>>>>

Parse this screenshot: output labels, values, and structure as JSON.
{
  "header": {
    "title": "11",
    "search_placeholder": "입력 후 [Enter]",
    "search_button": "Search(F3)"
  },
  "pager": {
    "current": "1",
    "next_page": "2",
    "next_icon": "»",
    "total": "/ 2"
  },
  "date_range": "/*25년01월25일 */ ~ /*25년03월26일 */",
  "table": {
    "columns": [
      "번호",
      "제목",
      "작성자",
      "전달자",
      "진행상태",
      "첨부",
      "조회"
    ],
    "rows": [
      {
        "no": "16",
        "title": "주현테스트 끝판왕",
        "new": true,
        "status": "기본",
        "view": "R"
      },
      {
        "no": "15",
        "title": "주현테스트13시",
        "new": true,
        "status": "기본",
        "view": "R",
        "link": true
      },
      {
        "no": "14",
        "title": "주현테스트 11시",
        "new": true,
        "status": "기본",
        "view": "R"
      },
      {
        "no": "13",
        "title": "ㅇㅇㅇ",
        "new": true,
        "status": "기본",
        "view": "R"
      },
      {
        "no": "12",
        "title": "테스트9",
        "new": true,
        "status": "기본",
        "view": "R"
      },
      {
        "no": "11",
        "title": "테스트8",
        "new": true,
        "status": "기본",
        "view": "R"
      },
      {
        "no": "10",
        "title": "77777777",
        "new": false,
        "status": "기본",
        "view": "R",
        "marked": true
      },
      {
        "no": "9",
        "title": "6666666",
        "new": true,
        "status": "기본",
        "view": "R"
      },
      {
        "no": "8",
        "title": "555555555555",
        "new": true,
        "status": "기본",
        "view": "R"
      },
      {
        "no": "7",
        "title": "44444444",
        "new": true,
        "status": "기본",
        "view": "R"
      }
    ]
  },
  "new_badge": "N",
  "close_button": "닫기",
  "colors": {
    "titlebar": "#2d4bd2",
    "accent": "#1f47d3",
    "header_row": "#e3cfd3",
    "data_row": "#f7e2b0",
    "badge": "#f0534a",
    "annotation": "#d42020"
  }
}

<<<<

Each record must be returned exactly as it is written.

Parse this screenshot: output labels, values, and structure as JSON.
{
  "header": {
    "title": "11",
    "search_placeholder": "입력 후 [Enter]",
    "search_button": "Search(F3)"
  },
  "pager": {
    "current": "1",
    "next_page": "2",
    "next_icon": "»",
    "total": "/ 2"
  },
  "date_range": "/*25년01월25일 */ ~ /*25년03월26일 */",
  "table": {
    "columns": [
      "번호",
      "제목",
      "작성자",
      "전달자",
      "진행상태",
      "첨부",
      "조회"
    ],
    "rows": [
      {
        "no": "16",
        "title": "주현테스트 끝판왕",
        "new": true,
        "status": "기본",
        "view": "R"
      },
      {
        "no": "15",
        "title": "주현테스트13시",
        "new": true,
        "status": "기본",
        "view": "R",
        "link": true
      },
      {
        "no": "14",
        "title": "주현테스트 11시",
        "new": true,
        "status": "기본",
        "view": "R"
      },
      {
        "no": "13",
        "title": "ㅇㅇㅇ",
        "new": true,
        "status": "기본",
        "view": "R"
      },
      {
        "no": "12",
        "title": "테스트9",
        "new": true,
        "status": "기본",
        "view": "R"
      },
      {
        "no": "11",
        "title": "테스트8",
        "new": true,
        "status": "기본",
        "view": "R"
      },
      {
        "no": "10",
        "title": "77777777",
        "new": false,
        "status": "기본",
        "view": "R",
        "marked": true
      },
      {
        "no": "9",
        "title": "6666666",
        "new": true,
        "status": "기본",
        "view": "R"
      },
      {
        "no": "8",
        "title": "555555555555",
        "new": true,
        "status": "기본",
        "view": "R"
      },
      {
        "no": "7",
        "title": "44444444",
        "new": true,
        "status": "기본",
        "view": "R"
      }
    ]
  },
  "new_badge": "N",
  "close_button": "닫기",
  "colors": {
    "titlebar": "#2d4bd2",
    "accent": "#1f47d3",
    "header_row": "#e3cfd3",
    "data_row": "#f7e2b0",
    "badge": "#f0534a",
    "annotation": "#d42020"
  }
}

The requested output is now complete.